Task instructions:
Count the lines in the entries below that contain the string "divider", matching case exactly. Reply with only the number.

Working data:
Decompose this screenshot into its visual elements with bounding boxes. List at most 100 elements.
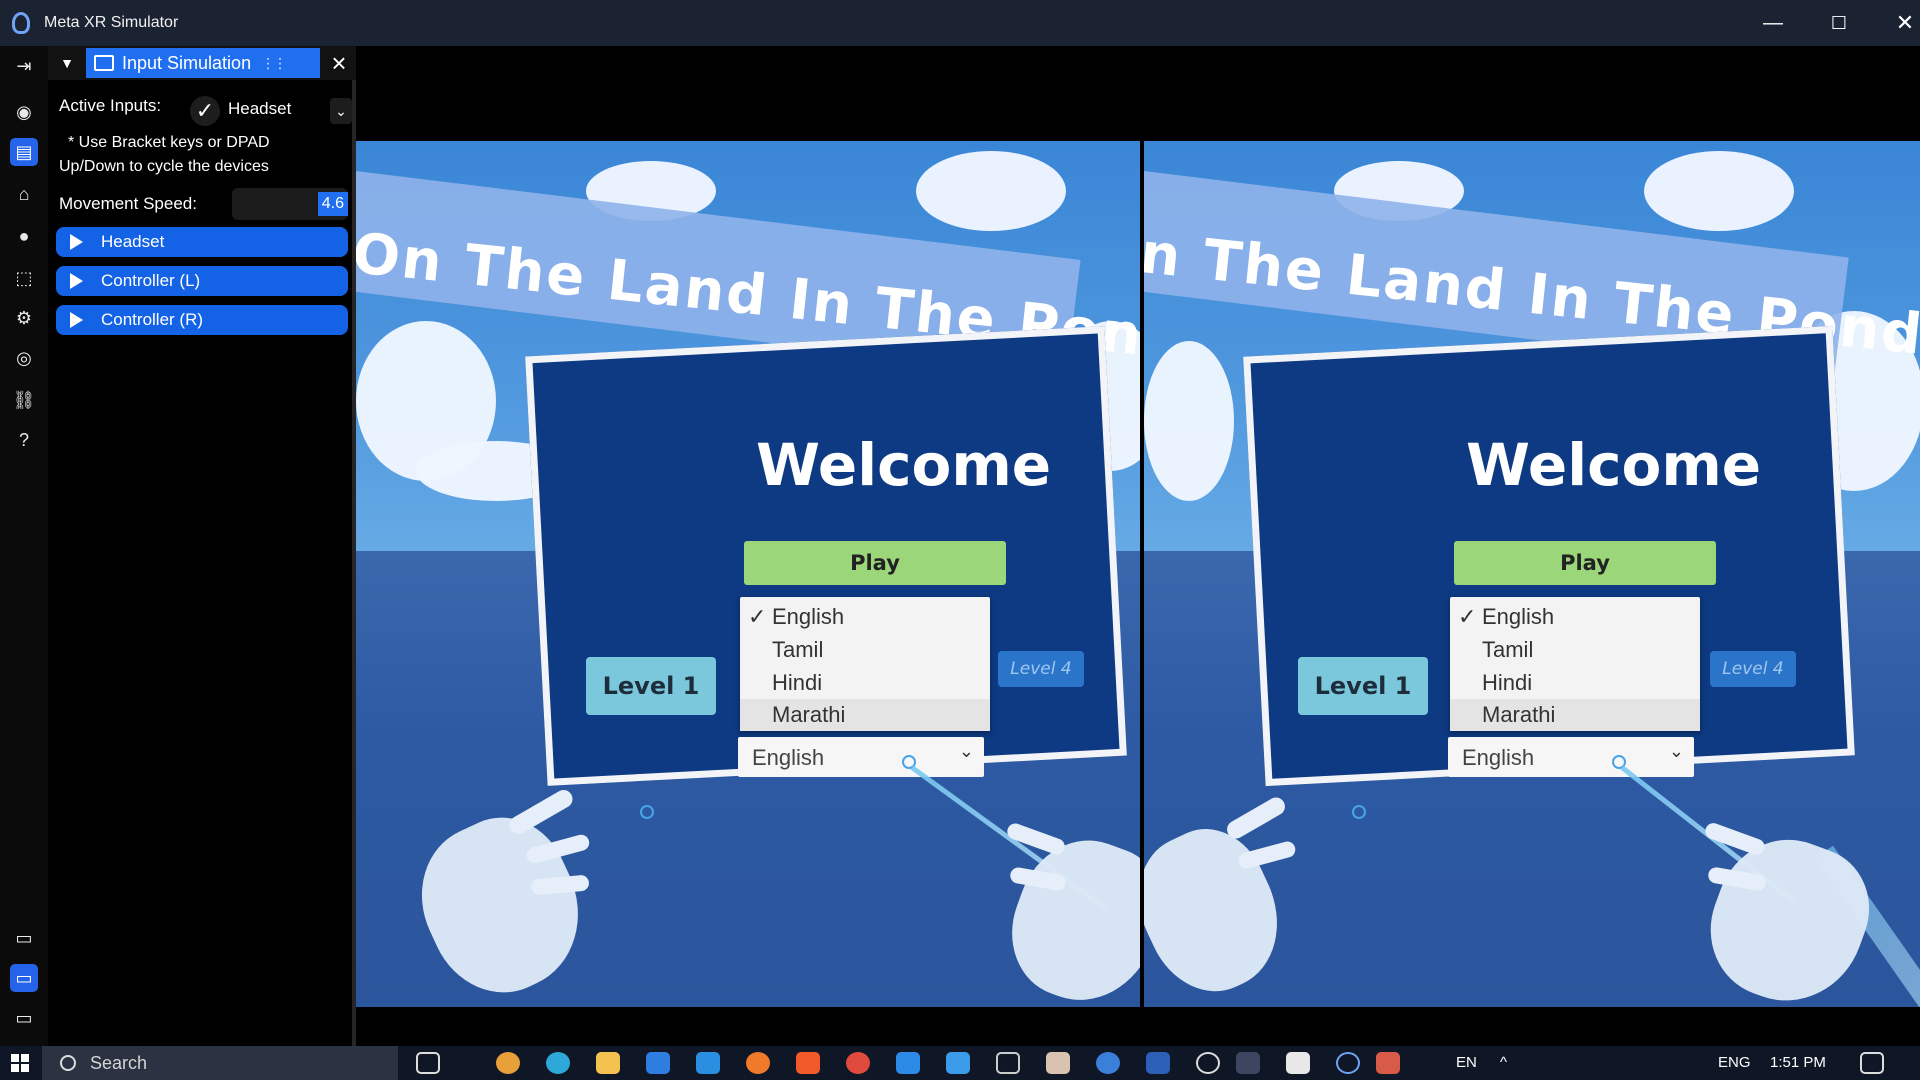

--

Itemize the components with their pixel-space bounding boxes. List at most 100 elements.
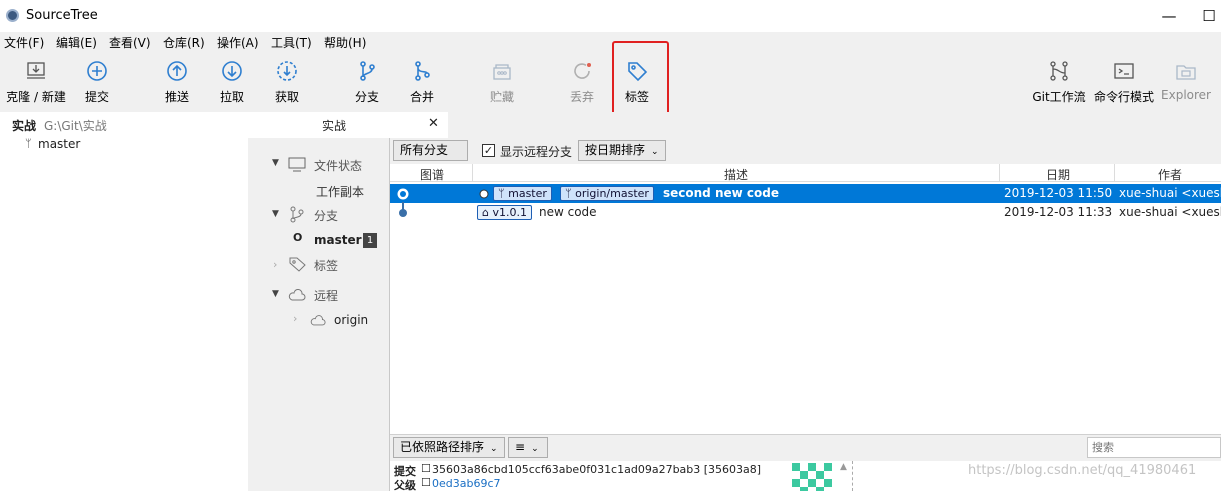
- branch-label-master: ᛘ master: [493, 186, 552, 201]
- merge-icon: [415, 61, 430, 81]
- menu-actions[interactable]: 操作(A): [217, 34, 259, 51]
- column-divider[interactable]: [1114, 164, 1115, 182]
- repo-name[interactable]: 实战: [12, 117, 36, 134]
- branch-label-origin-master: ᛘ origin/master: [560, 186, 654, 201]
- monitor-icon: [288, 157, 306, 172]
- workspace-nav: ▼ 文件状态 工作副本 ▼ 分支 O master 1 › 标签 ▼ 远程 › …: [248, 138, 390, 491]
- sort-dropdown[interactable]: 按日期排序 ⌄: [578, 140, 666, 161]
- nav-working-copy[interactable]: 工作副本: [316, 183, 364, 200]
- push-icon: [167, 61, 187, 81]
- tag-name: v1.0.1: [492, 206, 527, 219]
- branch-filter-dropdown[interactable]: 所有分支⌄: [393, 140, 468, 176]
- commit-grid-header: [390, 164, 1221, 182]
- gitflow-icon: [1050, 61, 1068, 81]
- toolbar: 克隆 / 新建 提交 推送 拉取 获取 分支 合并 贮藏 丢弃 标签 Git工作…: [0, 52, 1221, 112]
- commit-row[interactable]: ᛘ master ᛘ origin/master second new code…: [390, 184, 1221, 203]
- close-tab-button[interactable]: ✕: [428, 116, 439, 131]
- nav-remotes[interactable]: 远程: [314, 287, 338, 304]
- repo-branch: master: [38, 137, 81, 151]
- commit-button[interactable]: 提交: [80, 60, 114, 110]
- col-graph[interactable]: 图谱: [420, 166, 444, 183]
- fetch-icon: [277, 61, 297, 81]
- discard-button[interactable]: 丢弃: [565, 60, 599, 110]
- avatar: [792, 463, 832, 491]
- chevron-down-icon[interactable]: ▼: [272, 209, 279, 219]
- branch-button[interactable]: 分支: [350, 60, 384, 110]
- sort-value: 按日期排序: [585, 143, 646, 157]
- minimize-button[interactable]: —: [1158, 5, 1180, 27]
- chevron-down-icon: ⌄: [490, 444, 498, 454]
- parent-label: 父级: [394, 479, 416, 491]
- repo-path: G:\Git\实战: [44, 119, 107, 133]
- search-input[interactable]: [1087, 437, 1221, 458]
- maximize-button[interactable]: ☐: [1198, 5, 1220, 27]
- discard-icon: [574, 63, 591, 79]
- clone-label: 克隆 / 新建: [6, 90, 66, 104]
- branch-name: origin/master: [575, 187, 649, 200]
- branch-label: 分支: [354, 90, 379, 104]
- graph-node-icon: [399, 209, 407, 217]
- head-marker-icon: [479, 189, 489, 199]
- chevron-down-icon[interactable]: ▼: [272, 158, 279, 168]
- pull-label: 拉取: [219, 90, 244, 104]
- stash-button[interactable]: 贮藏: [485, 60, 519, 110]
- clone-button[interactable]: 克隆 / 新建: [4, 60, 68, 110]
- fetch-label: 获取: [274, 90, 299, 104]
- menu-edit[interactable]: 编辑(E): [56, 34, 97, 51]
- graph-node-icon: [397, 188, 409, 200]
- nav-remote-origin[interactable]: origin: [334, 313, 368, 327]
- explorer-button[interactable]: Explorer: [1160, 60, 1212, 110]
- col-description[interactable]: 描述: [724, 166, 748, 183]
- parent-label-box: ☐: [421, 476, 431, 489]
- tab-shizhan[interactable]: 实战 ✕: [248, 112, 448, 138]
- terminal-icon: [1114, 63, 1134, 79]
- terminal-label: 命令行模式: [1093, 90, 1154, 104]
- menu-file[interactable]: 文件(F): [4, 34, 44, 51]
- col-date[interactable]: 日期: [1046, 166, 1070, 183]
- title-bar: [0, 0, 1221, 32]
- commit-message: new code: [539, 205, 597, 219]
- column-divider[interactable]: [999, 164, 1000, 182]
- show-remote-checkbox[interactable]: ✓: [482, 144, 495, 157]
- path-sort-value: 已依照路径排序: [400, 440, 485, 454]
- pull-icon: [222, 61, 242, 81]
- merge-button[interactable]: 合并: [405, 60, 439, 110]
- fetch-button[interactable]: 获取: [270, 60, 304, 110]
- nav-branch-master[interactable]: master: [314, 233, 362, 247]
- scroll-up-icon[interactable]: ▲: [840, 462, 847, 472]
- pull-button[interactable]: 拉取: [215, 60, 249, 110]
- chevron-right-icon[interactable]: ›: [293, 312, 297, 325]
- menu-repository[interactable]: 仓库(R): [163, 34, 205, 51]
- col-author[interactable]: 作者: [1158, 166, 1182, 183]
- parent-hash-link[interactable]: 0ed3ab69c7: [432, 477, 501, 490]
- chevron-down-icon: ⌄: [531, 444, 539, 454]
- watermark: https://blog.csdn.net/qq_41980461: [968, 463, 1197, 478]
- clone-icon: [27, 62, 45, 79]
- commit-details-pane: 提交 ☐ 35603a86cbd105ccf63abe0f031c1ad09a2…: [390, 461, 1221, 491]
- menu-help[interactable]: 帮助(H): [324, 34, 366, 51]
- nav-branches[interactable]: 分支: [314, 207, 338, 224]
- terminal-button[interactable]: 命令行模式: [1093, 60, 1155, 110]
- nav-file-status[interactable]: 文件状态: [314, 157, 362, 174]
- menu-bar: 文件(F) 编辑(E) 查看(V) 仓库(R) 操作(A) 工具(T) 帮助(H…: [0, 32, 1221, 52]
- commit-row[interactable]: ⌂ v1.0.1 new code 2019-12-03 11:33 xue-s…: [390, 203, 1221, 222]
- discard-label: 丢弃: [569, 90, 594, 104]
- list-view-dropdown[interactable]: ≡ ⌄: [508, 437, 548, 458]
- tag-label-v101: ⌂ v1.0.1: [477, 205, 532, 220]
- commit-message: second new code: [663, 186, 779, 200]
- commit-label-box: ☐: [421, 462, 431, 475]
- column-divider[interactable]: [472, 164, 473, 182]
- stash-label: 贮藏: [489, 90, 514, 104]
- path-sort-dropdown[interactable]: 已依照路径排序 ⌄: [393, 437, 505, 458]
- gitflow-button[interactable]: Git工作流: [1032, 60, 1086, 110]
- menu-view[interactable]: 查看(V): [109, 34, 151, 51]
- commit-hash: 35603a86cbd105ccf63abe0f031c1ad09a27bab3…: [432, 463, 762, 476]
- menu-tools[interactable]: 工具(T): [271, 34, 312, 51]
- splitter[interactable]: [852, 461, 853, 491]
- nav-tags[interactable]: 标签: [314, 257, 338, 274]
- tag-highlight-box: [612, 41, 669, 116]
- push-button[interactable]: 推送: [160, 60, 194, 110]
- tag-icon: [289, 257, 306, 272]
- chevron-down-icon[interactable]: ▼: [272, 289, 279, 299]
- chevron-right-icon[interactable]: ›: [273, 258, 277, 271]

==

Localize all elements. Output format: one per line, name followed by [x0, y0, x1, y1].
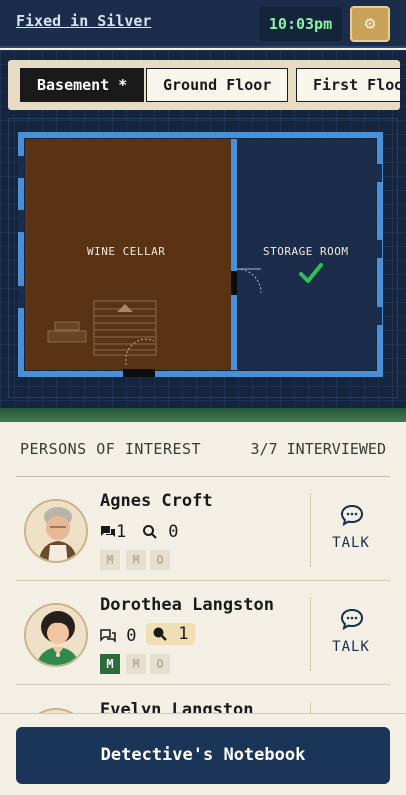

Written solution:
3